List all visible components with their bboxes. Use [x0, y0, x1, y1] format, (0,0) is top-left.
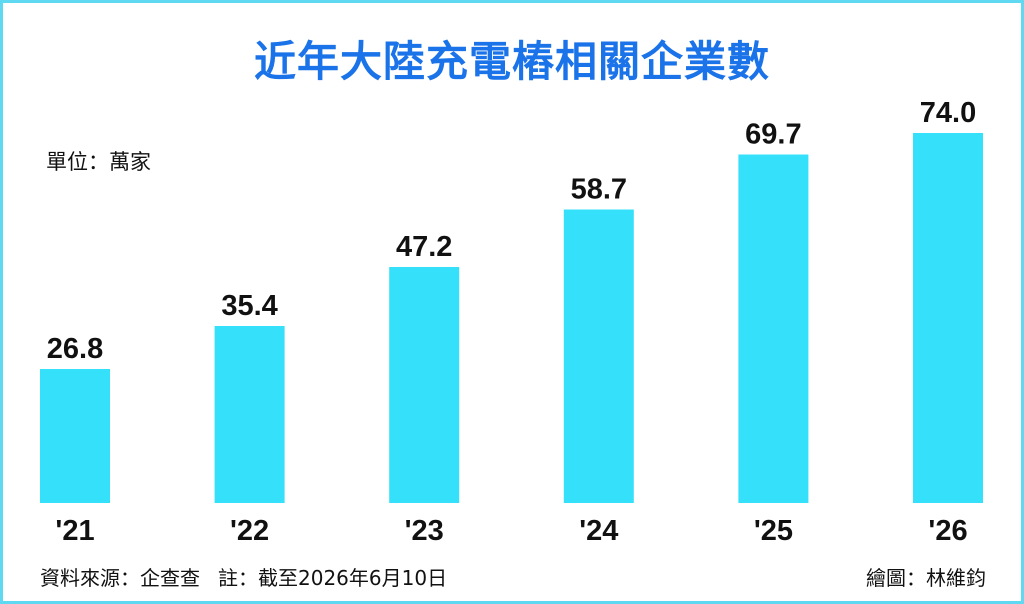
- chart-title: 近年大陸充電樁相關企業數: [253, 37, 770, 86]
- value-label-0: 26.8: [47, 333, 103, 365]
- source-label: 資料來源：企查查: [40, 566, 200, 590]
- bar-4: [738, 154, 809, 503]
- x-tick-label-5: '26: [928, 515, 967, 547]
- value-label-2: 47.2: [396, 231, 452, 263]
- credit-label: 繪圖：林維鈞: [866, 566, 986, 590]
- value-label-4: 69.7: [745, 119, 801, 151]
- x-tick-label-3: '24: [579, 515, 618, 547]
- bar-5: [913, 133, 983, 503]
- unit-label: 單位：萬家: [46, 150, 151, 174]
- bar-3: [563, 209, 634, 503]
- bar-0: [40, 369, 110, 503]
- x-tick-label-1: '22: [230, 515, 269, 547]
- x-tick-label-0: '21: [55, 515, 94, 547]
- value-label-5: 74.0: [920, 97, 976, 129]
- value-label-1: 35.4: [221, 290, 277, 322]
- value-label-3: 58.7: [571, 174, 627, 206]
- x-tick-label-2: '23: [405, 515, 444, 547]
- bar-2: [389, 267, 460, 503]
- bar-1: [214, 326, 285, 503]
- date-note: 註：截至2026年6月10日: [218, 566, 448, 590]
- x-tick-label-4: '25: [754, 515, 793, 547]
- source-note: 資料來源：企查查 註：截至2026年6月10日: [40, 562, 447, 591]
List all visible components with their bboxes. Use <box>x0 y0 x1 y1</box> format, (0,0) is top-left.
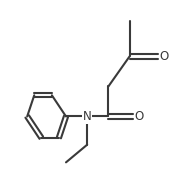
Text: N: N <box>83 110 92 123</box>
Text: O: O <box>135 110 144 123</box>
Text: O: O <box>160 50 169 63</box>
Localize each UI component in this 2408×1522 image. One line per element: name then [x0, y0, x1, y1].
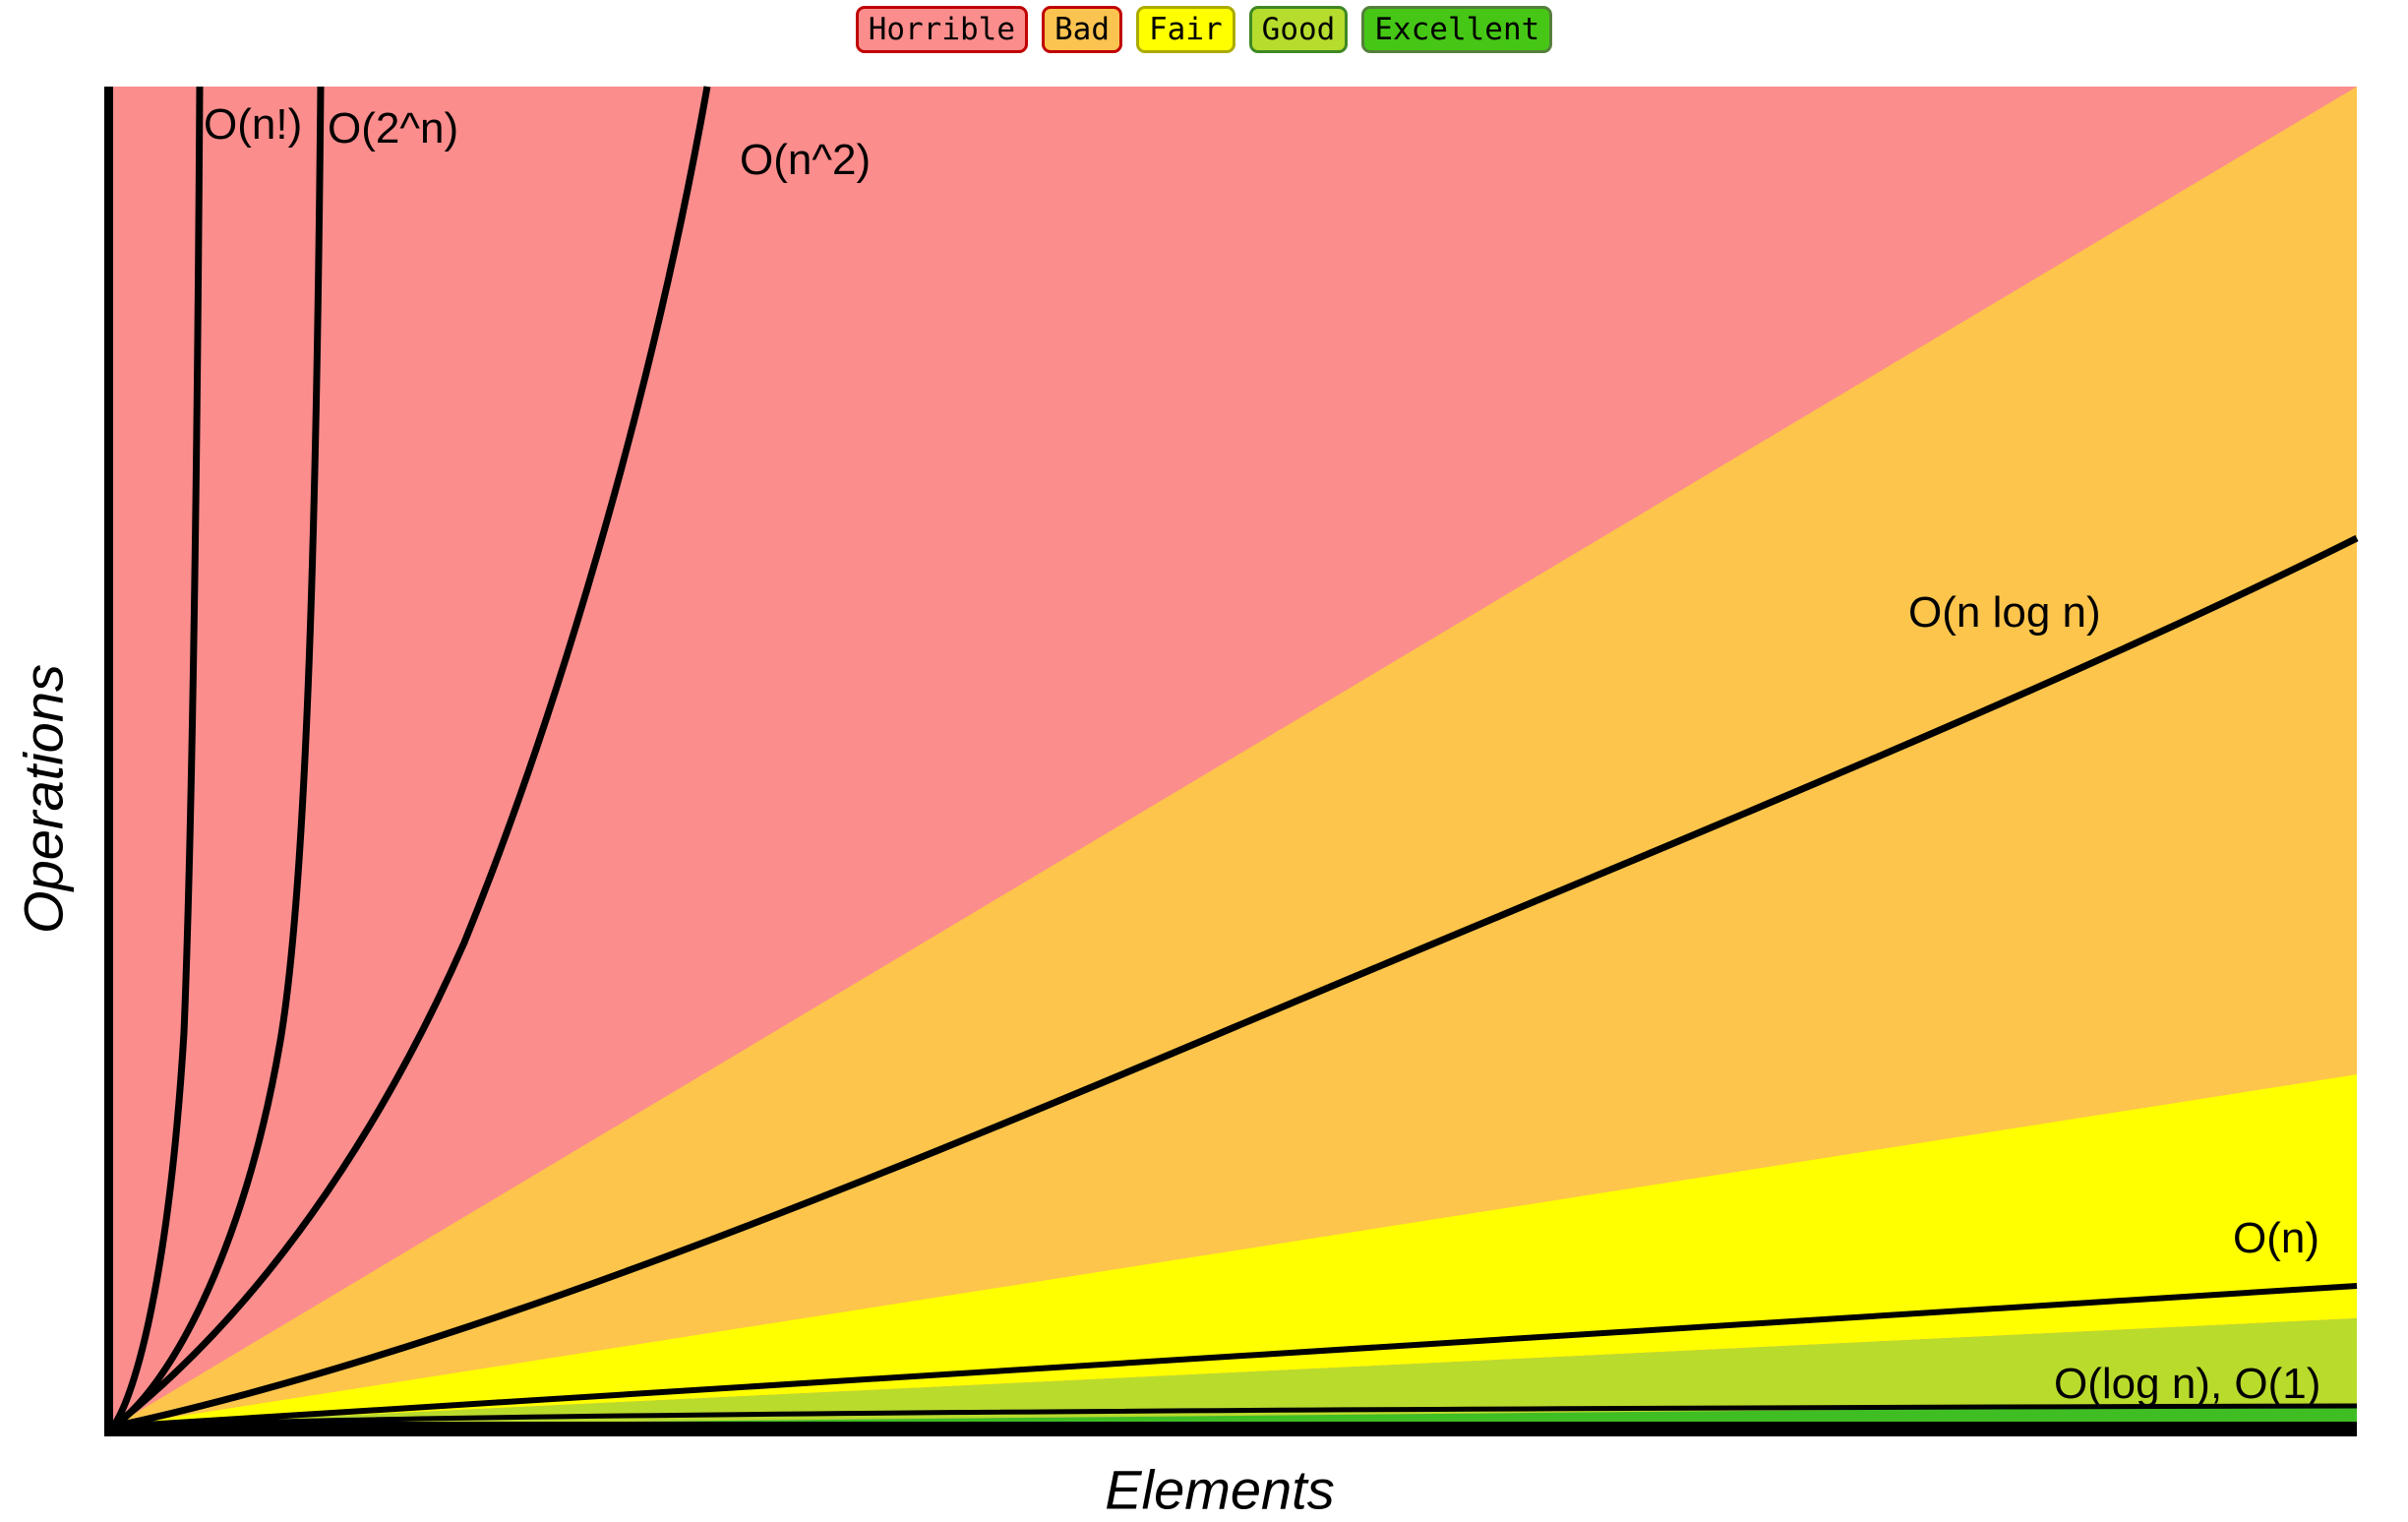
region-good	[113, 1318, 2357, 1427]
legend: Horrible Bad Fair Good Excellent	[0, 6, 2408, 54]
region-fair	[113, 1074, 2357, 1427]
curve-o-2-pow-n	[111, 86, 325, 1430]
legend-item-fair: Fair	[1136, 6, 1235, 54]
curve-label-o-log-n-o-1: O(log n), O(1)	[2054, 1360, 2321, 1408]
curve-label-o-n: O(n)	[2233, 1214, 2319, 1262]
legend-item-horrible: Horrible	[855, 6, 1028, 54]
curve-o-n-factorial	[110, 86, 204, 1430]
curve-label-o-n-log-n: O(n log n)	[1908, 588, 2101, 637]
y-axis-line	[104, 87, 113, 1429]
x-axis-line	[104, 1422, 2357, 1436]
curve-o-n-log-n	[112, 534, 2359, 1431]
—————
Lay out every line of the entries above as one numbered list. Skip blank lines and omit the pictures.

1. List all visible components with their bboxes. Use [x0, y0, x1, y1] format, (0,0) is top-left.
2. - chart-title: 近年大陸充電樁相關企業數: [253, 37, 770, 86]
3. - value-label-0: 26.8: [47, 333, 103, 365]
4. - source-label: 資料來源：企查查: [40, 566, 200, 590]
5. - bar-4: [738, 154, 809, 503]
6. - x-tick-label-5: '26: [928, 515, 967, 547]
7. - value-label-2: 47.2: [396, 231, 452, 263]
8. - credit-label: 繪圖：林維鈞: [866, 566, 986, 590]
9. - value-label-4: 69.7: [745, 119, 801, 151]
10. - x-tick-label-3: '24: [579, 515, 618, 547]
11. - bar-5: [913, 133, 983, 503]
12. - unit-label: 單位：萬家: [46, 150, 151, 174]
13. - bar-3: [563, 209, 634, 503]
14. - bar-0: [40, 369, 110, 503]
15. - x-tick-label-1: '22: [230, 515, 269, 547]
16. - x-tick-label-0: '21: [55, 515, 94, 547]
17. - value-label-5: 74.0: [920, 97, 976, 129]
18. - value-label-1: 35.4: [221, 290, 277, 322]
19. - value-label-3: 58.7: [571, 174, 627, 206]
20. - x-tick-label-2: '23: [405, 515, 444, 547]
21. - bar-2: [389, 267, 460, 503]
22. - bar-1: [214, 326, 285, 503]
23. - date-note: 註：截至2026年6月10日: [218, 566, 448, 590]
24. - x-tick-label-4: '25: [754, 515, 793, 547]
25. - source-note: 資料來源：企查查 註：截至2026年6月10日: [40, 562, 447, 591]
26. List all visible components with their bboxes. Use <box>x0 y0 x1 y1</box> format, (0,0) is top-left.
27. Text: N: N <box>83 110 92 123</box>
28. Text: O: O <box>135 110 144 123</box>
29. Text: O: O <box>160 50 169 63</box>
30. Localize each UI component in this 2408×1522 image. One line per element: name then [x0, y0, x1, y1].
31. region-good	[113, 1318, 2357, 1427]
32. legend: Horrible Bad Fair Good Excellent	[0, 6, 2408, 54]
33. region-fair	[113, 1074, 2357, 1427]
34. curve-o-2-pow-n	[111, 86, 325, 1430]
35. legend-item-fair: Fair	[1136, 6, 1235, 54]
36. curve-label-o-log-n-o-1: O(log n), O(1)	[2054, 1360, 2321, 1408]
37. curve-label-o-n: O(n)	[2233, 1214, 2319, 1262]
38. legend-item-horrible: Horrible	[855, 6, 1028, 54]
39. curve-o-n-factorial	[110, 86, 204, 1430]
40. curve-label-o-n-log-n: O(n log n)	[1908, 588, 2101, 637]
41. y-axis-line	[104, 87, 113, 1429]
42. x-axis-line	[104, 1422, 2357, 1436]
43. curve-o-n-log-n	[112, 534, 2359, 1431]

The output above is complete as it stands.